%%

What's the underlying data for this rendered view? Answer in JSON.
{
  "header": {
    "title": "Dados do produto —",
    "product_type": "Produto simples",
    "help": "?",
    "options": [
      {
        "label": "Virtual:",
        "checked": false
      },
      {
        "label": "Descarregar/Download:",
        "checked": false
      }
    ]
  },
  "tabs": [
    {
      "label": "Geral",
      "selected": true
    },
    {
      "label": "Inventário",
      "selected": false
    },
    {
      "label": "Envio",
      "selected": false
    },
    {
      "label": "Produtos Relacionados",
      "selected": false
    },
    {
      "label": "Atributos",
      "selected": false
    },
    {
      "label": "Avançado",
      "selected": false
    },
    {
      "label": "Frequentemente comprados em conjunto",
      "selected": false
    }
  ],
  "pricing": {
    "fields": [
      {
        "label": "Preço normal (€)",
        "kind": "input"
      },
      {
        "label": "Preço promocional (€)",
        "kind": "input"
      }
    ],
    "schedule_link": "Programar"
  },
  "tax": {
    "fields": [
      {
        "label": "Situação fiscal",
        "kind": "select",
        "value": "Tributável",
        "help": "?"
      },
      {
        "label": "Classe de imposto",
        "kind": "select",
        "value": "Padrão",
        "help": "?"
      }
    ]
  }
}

%%

* Given problem *
Write the data out again in full and exactly.

* Task solution *
What's the underlying data for this rendered view? Answer in JSON.
{
  "header": {
    "title": "Dados do produto —",
    "product_type": "Produto simples",
    "help": "?",
    "options": [
      {
        "label": "Virtual:",
        "checked": false
      },
      {
        "label": "Descarregar/Download:",
        "checked": false
      }
    ]
  },
  "tabs": [
    {
      "label": "Geral",
      "selected": true
    },
    {
      "label": "Inventário",
      "selected": false
    },
    {
      "label": "Envio",
      "selected": false
    },
    {
      "label": "Produtos Relacionados",
      "selected": false
    },
    {
      "label": "Atributos",
      "selected": false
    },
    {
      "label": "Avançado",
      "selected": false
    },
    {
      "label": "Frequentemente comprados em conjunto",
      "selected": false
    }
  ],
  "pricing": {
    "fields": [
      {
        "label": "Preço normal (€)",
        "kind": "input"
      },
      {
        "label": "Preço promocional (€)",
        "kind": "input"
      }
    ],
    "schedule_link": "Programar"
  },
  "tax": {
    "fields": [
      {
        "label": "Situação fiscal",
        "kind": "select",
        "value": "Tributável",
        "help": "?"
      },
      {
        "label": "Classe de imposto",
        "kind": "select",
        "value": "Padrão",
        "help": "?"
      }
    ]
  }
}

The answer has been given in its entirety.